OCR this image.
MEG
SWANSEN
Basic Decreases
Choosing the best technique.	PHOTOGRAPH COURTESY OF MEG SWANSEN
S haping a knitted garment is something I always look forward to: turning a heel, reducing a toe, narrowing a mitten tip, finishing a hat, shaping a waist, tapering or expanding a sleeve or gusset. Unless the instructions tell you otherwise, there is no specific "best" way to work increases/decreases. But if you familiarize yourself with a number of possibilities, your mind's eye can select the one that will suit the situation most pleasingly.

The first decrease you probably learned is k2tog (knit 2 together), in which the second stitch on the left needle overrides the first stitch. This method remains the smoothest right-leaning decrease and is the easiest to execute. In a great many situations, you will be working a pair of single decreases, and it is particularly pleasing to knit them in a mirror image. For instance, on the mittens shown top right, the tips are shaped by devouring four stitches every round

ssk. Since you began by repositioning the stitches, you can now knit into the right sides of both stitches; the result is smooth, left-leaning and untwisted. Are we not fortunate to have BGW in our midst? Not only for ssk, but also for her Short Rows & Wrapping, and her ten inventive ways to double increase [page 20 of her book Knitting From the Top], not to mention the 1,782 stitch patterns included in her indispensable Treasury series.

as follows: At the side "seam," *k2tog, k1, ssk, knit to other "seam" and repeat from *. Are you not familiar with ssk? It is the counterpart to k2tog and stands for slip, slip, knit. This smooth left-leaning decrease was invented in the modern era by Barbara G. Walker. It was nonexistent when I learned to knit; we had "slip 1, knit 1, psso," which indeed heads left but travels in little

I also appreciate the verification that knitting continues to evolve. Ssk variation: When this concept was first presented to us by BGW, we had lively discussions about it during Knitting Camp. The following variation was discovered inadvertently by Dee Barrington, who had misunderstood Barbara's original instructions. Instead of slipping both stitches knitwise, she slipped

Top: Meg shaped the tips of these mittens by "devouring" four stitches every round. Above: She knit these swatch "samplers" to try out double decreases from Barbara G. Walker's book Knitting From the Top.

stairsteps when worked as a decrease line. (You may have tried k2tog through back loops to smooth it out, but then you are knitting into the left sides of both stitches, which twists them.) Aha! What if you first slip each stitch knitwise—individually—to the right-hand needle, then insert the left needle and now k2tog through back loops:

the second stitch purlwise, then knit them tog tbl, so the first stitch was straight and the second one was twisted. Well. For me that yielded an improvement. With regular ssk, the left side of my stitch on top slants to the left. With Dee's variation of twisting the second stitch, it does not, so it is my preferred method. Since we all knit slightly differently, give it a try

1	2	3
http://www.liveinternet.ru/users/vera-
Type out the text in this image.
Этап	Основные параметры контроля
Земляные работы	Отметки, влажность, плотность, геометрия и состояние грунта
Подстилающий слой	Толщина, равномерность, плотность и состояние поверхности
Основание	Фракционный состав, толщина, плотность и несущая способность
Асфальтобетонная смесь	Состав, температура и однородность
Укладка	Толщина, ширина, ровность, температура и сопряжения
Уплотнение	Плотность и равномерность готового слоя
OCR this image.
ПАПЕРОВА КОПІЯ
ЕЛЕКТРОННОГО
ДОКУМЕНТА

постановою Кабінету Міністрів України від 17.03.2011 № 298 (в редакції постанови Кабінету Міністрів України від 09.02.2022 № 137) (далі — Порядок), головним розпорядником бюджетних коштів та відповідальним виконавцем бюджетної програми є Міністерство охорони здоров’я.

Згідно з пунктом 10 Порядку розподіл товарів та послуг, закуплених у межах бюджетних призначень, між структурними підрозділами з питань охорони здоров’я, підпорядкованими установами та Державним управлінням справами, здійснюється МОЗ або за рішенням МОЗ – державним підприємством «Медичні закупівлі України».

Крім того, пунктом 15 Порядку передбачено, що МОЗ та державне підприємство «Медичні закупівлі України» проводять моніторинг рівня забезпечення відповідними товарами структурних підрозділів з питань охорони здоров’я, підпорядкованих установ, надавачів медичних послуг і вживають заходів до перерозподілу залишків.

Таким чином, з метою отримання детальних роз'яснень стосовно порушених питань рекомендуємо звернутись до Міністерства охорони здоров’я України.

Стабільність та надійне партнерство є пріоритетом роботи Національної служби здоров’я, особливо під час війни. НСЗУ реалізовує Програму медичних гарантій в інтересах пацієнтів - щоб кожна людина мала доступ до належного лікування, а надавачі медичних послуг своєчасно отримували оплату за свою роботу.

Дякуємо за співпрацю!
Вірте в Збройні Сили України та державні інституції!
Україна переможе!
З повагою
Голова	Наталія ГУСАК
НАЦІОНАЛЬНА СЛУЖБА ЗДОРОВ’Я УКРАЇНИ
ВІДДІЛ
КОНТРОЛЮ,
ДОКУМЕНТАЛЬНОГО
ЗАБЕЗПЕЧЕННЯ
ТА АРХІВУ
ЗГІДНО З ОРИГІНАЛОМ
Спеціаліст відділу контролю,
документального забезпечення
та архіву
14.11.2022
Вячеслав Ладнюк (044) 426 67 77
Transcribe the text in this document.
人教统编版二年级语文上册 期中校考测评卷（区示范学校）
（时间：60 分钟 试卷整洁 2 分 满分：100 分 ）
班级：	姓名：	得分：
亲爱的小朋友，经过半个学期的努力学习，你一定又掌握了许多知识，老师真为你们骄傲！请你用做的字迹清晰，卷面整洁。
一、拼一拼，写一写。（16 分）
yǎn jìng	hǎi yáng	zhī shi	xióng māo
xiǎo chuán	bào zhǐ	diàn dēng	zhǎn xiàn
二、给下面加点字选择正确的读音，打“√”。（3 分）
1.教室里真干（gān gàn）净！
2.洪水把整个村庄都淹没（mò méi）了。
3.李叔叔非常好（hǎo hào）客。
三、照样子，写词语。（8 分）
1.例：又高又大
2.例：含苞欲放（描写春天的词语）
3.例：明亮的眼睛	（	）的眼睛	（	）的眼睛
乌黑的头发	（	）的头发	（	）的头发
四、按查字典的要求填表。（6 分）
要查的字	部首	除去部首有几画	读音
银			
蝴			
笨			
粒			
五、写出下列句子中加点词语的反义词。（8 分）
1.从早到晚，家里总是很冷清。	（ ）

──────────────────────────────

▸ **Set problem**
Spot every line that holds "равномерность" and copy it.

▸ **Full output**
Подстилающий слой	Толщина, равномерность, плотность и состояние поверхности
Уплотнение	Плотность и равномерность готового слоя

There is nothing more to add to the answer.